OBJECTIVE: Every line below is to be quoted exactly, with nothing added or dropped.

---------- DATA ENTRIES ----------

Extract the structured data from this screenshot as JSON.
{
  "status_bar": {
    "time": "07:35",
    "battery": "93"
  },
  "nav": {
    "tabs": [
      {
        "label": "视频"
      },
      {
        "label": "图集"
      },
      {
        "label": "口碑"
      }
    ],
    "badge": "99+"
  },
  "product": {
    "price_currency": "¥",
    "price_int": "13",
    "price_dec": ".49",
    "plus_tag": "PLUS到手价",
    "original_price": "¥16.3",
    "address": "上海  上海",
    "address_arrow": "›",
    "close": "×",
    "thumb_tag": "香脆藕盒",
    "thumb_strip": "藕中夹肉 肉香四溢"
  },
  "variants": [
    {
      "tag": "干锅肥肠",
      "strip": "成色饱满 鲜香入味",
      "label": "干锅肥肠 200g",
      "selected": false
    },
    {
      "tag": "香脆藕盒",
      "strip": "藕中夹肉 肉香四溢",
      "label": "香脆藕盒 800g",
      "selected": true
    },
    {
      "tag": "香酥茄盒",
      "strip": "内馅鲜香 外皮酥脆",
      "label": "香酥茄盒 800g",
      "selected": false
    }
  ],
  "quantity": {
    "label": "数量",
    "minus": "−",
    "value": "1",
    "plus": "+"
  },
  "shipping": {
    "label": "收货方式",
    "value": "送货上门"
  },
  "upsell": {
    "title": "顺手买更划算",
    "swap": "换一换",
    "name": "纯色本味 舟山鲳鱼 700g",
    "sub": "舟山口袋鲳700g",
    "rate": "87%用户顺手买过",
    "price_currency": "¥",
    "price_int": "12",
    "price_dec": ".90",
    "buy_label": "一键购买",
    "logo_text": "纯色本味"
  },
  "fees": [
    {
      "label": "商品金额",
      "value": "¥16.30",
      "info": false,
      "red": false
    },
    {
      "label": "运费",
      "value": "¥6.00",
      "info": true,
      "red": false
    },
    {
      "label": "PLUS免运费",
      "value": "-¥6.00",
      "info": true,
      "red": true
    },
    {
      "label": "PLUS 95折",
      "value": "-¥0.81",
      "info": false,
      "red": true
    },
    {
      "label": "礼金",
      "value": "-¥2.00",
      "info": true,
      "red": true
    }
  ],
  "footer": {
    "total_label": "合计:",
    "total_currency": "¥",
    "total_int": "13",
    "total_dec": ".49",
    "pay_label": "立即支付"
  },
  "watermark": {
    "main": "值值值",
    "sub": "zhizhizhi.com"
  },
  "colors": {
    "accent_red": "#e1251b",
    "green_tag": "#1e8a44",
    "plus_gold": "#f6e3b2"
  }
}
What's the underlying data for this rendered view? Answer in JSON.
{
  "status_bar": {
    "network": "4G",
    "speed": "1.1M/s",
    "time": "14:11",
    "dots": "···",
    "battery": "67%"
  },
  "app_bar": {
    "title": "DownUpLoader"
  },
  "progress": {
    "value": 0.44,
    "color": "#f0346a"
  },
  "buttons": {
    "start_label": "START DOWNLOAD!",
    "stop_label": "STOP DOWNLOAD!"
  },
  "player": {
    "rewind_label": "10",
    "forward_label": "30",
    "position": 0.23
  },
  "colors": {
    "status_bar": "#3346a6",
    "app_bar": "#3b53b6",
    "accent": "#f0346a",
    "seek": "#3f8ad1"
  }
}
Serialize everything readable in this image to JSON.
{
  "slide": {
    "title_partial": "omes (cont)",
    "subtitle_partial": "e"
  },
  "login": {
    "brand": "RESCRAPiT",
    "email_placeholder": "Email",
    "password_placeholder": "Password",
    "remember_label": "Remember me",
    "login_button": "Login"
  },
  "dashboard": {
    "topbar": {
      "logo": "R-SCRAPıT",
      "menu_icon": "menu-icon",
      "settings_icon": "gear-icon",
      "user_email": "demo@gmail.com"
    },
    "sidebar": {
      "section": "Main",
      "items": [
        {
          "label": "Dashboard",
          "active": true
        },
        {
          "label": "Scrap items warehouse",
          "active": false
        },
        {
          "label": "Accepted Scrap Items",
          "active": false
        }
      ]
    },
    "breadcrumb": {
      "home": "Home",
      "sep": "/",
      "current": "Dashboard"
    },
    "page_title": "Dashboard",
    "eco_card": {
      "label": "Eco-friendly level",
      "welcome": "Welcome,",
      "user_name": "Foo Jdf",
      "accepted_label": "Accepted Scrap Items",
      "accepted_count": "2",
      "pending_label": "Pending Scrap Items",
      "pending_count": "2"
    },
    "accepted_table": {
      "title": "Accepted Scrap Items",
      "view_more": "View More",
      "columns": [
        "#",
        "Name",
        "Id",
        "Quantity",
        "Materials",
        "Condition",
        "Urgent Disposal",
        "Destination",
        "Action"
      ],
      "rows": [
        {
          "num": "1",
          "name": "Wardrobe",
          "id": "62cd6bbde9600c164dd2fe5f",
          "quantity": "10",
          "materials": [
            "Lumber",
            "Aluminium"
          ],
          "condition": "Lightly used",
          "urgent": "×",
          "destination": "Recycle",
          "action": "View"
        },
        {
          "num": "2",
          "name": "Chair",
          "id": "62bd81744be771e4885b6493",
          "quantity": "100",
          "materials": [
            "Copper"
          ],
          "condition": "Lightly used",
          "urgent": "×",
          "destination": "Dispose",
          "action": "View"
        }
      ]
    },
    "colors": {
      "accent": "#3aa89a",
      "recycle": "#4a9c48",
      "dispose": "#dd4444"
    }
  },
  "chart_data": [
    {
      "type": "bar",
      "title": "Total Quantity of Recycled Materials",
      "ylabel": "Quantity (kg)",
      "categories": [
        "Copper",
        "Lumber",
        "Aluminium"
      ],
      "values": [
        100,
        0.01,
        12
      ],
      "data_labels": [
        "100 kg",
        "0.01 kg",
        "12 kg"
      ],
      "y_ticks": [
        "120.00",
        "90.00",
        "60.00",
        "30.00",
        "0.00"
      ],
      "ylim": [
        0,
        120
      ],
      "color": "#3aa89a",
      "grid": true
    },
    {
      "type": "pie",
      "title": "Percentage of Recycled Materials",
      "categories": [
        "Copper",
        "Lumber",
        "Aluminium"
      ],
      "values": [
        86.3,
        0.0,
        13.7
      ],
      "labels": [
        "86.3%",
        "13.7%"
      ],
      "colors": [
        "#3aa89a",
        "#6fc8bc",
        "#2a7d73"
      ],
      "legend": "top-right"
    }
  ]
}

----------

THE COMPLETED TASK:
Extract the structured data from this screenshot as JSON.
{
  "status_bar": {
    "time": "07:35",
    "battery": "93"
  },
  "nav": {
    "tabs": [
      {
        "label": "视频"
      },
      {
        "label": "图集"
      },
      {
        "label": "口碑"
      }
    ],
    "badge": "99+"
  },
  "product": {
    "price_currency": "¥",
    "price_int": "13",
    "price_dec": ".49",
    "plus_tag": "PLUS到手价",
    "original_price": "¥16.3",
    "address": "上海  上海",
    "address_arrow": "›",
    "close": "×",
    "thumb_tag": "香脆藕盒",
    "thumb_strip": "藕中夹肉 肉香四溢"
  },
  "variants": [
    {
      "tag": "干锅肥肠",
      "strip": "成色饱满 鲜香入味",
      "label": "干锅肥肠 200g",
      "selected": false
    },
    {
      "tag": "香脆藕盒",
      "strip": "藕中夹肉 肉香四溢",
      "label": "香脆藕盒 800g",
      "selected": true
    },
    {
      "tag": "香酥茄盒",
      "strip": "内馅鲜香 外皮酥脆",
      "label": "香酥茄盒 800g",
      "selected": false
    }
  ],
  "quantity": {
    "label": "数量",
    "minus": "−",
    "value": "1",
    "plus": "+"
  },
  "shipping": {
    "label": "收货方式",
    "value": "送货上门"
  },
  "upsell": {
    "title": "顺手买更划算",
    "swap": "换一换",
    "name": "纯色本味 舟山鲳鱼 700g",
    "sub": "舟山口袋鲳700g",
    "rate": "87%用户顺手买过",
    "price_currency": "¥",
    "price_int": "12",
    "price_dec": ".90",
    "buy_label": "一键购买",
    "logo_text": "纯色本味"
  },
  "fees": [
    {
      "label": "商品金额",
      "value": "¥16.30",
      "info": false,
      "red": false
    },
    {
      "label": "运费",
      "value": "¥6.00",
      "info": true,
      "red": false
    },
    {
      "label": "PLUS免运费",
      "value": "-¥6.00",
      "info": true,
      "red": true
    },
    {
      "label": "PLUS 95折",
      "value": "-¥0.81",
      "info": false,
      "red": true
    },
    {
      "label": "礼金",
      "value": "-¥2.00",
      "info": true,
      "red": true
    }
  ],
  "footer": {
    "total_label": "合计:",
    "total_currency": "¥",
    "total_int": "13",
    "total_dec": ".49",
    "pay_label": "立即支付"
  },
  "watermark": {
    "main": "值值值",
    "sub": "zhizhizhi.com"
  },
  "colors": {
    "accent_red": "#e1251b",
    "green_tag": "#1e8a44",
    "plus_gold": "#f6e3b2"
  }
}
What's the underlying data for this rendered view? Answer in JSON.
{
  "status_bar": {
    "network": "4G",
    "speed": "1.1M/s",
    "time": "14:11",
    "dots": "···",
    "battery": "67%"
  },
  "app_bar": {
    "title": "DownUpLoader"
  },
  "progress": {
    "value": 0.44,
    "color": "#f0346a"
  },
  "buttons": {
    "start_label": "START DOWNLOAD!",
    "stop_label": "STOP DOWNLOAD!"
  },
  "player": {
    "rewind_label": "10",
    "forward_label": "30",
    "position": 0.23
  },
  "colors": {
    "status_bar": "#3346a6",
    "app_bar": "#3b53b6",
    "accent": "#f0346a",
    "seek": "#3f8ad1"
  }
}
Serialize everything readable in this image to JSON.
{
  "slide": {
    "title_partial": "omes (cont)",
    "subtitle_partial": "e"
  },
  "login": {
    "brand": "RESCRAPiT",
    "email_placeholder": "Email",
    "password_placeholder": "Password",
    "remember_label": "Remember me",
    "login_button": "Login"
  },
  "dashboard": {
    "topbar": {
      "logo": "R-SCRAPıT",
      "menu_icon": "menu-icon",
      "settings_icon": "gear-icon",
      "user_email": "demo@gmail.com"
    },
    "sidebar": {
      "section": "Main",
      "items": [
        {
          "label": "Dashboard",
          "active": true
        },
        {
          "label": "Scrap items warehouse",
          "active": false
        },
        {
          "label": "Accepted Scrap Items",
          "active": false
        }
      ]
    },
    "breadcrumb": {
      "home": "Home",
      "sep": "/",
      "current": "Dashboard"
    },
    "page_title": "Dashboard",
    "eco_card": {
      "label": "Eco-friendly level",
      "welcome": "Welcome,",
      "user_name": "Foo Jdf",
      "accepted_label": "Accepted Scrap Items",
      "accepted_count": "2",
      "pending_label": "Pending Scrap Items",
      "pending_count": "2"
    },
    "accepted_table": {
      "title": "Accepted Scrap Items",
      "view_more": "View More",
      "columns": [
        "#",
        "Name",
        "Id",
        "Quantity",
        "Materials",
        "Condition",
        "Urgent Disposal",
        "Destination",
        "Action"
      ],
      "rows": [
        {
          "num": "1",
          "name": "Wardrobe",
          "id": "62cd6bbde9600c164dd2fe5f",
          "quantity": "10",
          "materials": [
            "Lumber",
            "Aluminium"
          ],
          "condition": "Lightly used",
          "urgent": "×",
          "destination": "Recycle",
          "action": "View"
        },
        {
          "num": "2",
          "name": "Chair",
          "id": "62bd81744be771e4885b6493",
          "quantity": "100",
          "materials": [
            "Copper"
          ],
          "condition": "Lightly used",
          "urgent": "×",
          "destination": "Dispose",
          "action": "View"
        }
      ]
    },
    "colors": {
      "accent": "#3aa89a",
      "recycle": "#4a9c48",
      "dispose": "#dd4444"
    }
  },
  "chart_data": [
    {
      "type": "bar",
      "title": "Total Quantity of Recycled Materials",
      "ylabel": "Quantity (kg)",
      "categories": [
        "Copper",
        "Lumber",
        "Aluminium"
      ],
      "values": [
        100,
        0.01,
        12
      ],
      "data_labels": [
        "100 kg",
        "0.01 kg",
        "12 kg"
      ],
      "y_ticks": [
        "120.00",
        "90.00",
        "60.00",
        "30.00",
        "0.00"
      ],
      "ylim": [
        0,
        120
      ],
      "color": "#3aa89a",
      "grid": true
    },
    {
      "type": "pie",
      "title": "Percentage of Recycled Materials",
      "categories": [
        "Copper",
        "Lumber",
        "Aluminium"
      ],
      "values": [
        86.3,
        0.0,
        13.7
      ],
      "labels": [
        "86.3%",
        "13.7%"
      ],
      "colors": [
        "#3aa89a",
        "#6fc8bc",
        "#2a7d73"
      ],
      "legend": "top-right"
    }
  ]
}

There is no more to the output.